▶ [Entries]:
>>>
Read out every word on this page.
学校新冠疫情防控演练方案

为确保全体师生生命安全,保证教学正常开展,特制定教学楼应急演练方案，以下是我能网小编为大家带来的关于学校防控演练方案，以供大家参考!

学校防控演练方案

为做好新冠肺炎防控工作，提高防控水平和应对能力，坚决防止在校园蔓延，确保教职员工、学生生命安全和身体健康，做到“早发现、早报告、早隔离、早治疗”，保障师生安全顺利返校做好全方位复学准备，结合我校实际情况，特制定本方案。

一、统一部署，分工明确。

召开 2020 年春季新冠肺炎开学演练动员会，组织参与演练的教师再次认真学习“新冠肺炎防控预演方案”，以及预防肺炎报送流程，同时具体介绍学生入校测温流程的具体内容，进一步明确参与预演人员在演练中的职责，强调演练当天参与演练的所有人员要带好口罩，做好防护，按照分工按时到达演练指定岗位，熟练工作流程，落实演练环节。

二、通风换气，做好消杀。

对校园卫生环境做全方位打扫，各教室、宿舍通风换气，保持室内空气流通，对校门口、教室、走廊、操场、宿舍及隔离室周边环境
<<<
▶ [Instructions to follow]: Retype the records above exactly.

▶ [Result of this task]:
Read out every word on this page.
学校新冠疫情防控演练方案

为确保全体师生生命安全,保证教学正常开展,特制定教学楼应急演练方案，以下是我能网小编为大家带来的关于学校防控演练方案，以供大家参考!

学校防控演练方案

为做好新冠肺炎防控工作，提高防控水平和应对能力，坚决防止在校园蔓延，确保教职员工、学生生命安全和身体健康，做到“早发现、早报告、早隔离、早治疗”，保障师生安全顺利返校做好全方位复学准备，结合我校实际情况，特制定本方案。

一、统一部署，分工明确。

召开 2020 年春季新冠肺炎开学演练动员会，组织参与演练的教师再次认真学习“新冠肺炎防控预演方案”，以及预防肺炎报送流程，同时具体介绍学生入校测温流程的具体内容，进一步明确参与预演人员在演练中的职责，强调演练当天参与演练的所有人员要带好口罩，做好防护，按照分工按时到达演练指定岗位，熟练工作流程，落实演练环节。

二、通风换气，做好消杀。

对校园卫生环境做全方位打扫，各教室、宿舍通风换气，保持室内空气流通，对校门口、教室、走廊、操场、宿舍及隔离室周边环境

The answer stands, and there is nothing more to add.